» Task directions: Repeat every entry word for word, skipping the pictures.

» Recorded data:

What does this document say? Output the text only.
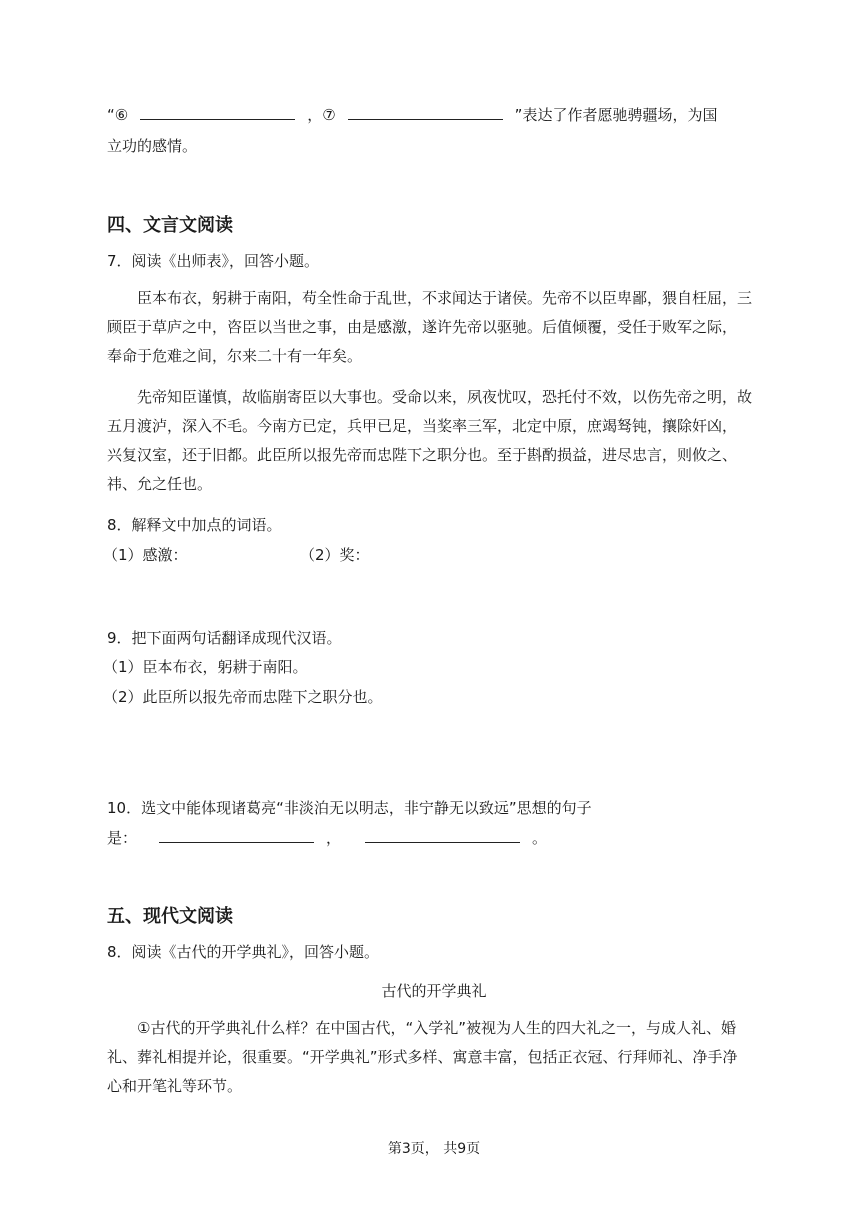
“⑥	，⑦	”表达了作者愿驰骋疆场，为国
立功的感情。
四、文言文阅读
7．阅读《出师表》，回答小题。
臣本布衣，躬耕于南阳，苟全性命于乱世，不求闻达于诸侯。先帝不以臣卑鄙，猥自枉屈，三顾臣于草庐之中，咨臣以当世之事，由是感激，遂许先帝以驱驰。后值倾覆，受任于败军之际，奉命于危难之间，尔来二十有一年矣。
先帝知臣谨慎，故临崩寄臣以大事也。受命以来，夙夜忧叹，恐托付不效，以伤先帝之明，故五月渡泸，深入不毛。今南方已定，兵甲已足，当奖率三军，北定中原，庶竭驽钝，攘除奸凶，兴复汉室，还于旧都。此臣所以报先帝而忠陛下之职分也。至于斟酌损益，进尽忠言，则攸之、祎、允之任也。
8．解释文中加点的词语。
（1）感激：	（2）奖：
9．把下面两句话翻译成现代汉语。
（1）臣本布衣，躬耕于南阳。
（2）此臣所以报先帝而忠陛下之职分也。
10．选文中能体现诸葛亮“非淡泊无以明志，非宁静无以致远”思想的句子
是：	，	。
五、现代文阅读
8．阅读《古代的开学典礼》，回答小题。
古代的开学典礼
①古代的开学典礼什么样？在中国古代，“入学礼”被视为人生的四大礼之一，与成人礼、婚礼、葬礼相提并论，很重要。“开学典礼”形式多样、寓意丰富，包括正衣冠、行拜师礼、净手净心和开笔礼等环节。
第3页， 共9页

» Problem solution:
What does this document say? Output the text only.
“⑥	，⑦	”表达了作者愿驰骋疆场，为国
立功的感情。
四、文言文阅读
7．阅读《出师表》，回答小题。
臣本布衣，躬耕于南阳，苟全性命于乱世，不求闻达于诸侯。先帝不以臣卑鄙，猥自枉屈，三顾臣于草庐之中，咨臣以当世之事，由是感激，遂许先帝以驱驰。后值倾覆，受任于败军之际，奉命于危难之间，尔来二十有一年矣。
先帝知臣谨慎，故临崩寄臣以大事也。受命以来，夙夜忧叹，恐托付不效，以伤先帝之明，故五月渡泸，深入不毛。今南方已定，兵甲已足，当奖率三军，北定中原，庶竭驽钝，攘除奸凶，兴复汉室，还于旧都。此臣所以报先帝而忠陛下之职分也。至于斟酌损益，进尽忠言，则攸之、祎、允之任也。
8．解释文中加点的词语。
（1）感激：	（2）奖：
9．把下面两句话翻译成现代汉语。
（1）臣本布衣，躬耕于南阳。
（2）此臣所以报先帝而忠陛下之职分也。
10．选文中能体现诸葛亮“非淡泊无以明志，非宁静无以致远”思想的句子
是：	，	。
五、现代文阅读
8．阅读《古代的开学典礼》，回答小题。
古代的开学典礼
①古代的开学典礼什么样？在中国古代，“入学礼”被视为人生的四大礼之一，与成人礼、婚礼、葬礼相提并论，很重要。“开学典礼”形式多样、寓意丰富，包括正衣冠、行拜师礼、净手净心和开笔礼等环节。
第3页， 共9页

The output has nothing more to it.